• _TASK REQUIREMENTS_: Reproduce each line of the material exactly, minus any picture.
****
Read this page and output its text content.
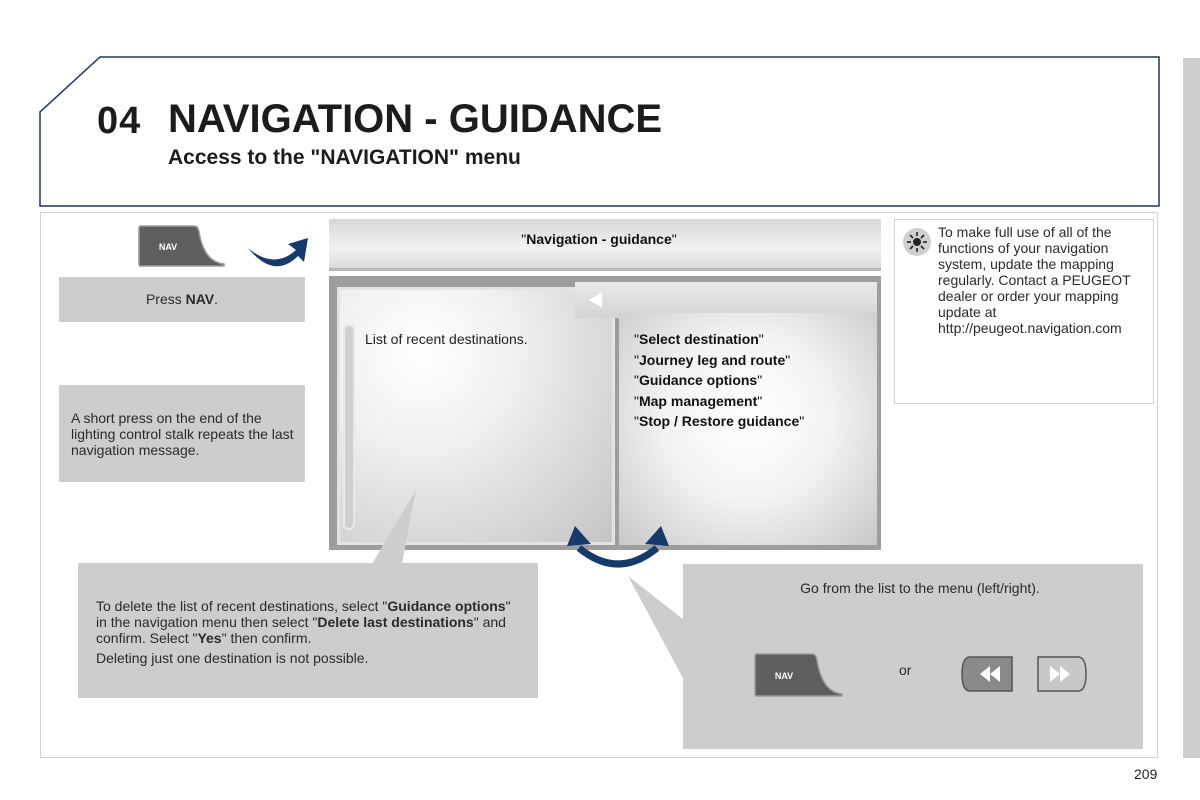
04 NAVIGATION - GUIDANCE
Access to the "NAVIGATION" menu
NAV
Press NAV.
A short press on the end of the lighting control stalk repeats the last navigation message.
"Navigation - guidance"
List of recent destinations.	"Select destination"
"Journey leg and route"
"Guidance options"
"Map management"
"Stop / Restore guidance"

To delete the list of recent destinations, select "Guidance options" in the navigation menu then select "Delete last destinations" and confirm. Select "Yes" then confirm.

Deleting just one destination is not possible.

Go from the list to the menu (left/right).
or
NAV
To make full use of all of the functions of your navigation system, update the mapping regularly. Contact a PEUGEOT dealer or order your mapping update at http://peugeot.navigation.com
209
****
• _TASK ANSWER_:
Read this page and output its text content.
04 NAVIGATION - GUIDANCE
Access to the "NAVIGATION" menu
NAV
Press NAV.
A short press on the end of the lighting control stalk repeats the last navigation message.
"Navigation - guidance"
List of recent destinations.	"Select destination"
"Journey leg and route"
"Guidance options"
"Map management"
"Stop / Restore guidance"

To delete the list of recent destinations, select "Guidance options" in the navigation menu then select "Delete last destinations" and confirm. Select "Yes" then confirm.

Deleting just one destination is not possible.

Go from the list to the menu (left/right).
or
NAV
To make full use of all of the functions of your navigation system, update the mapping regularly. Contact a PEUGEOT dealer or order your mapping update at http://peugeot.navigation.com
209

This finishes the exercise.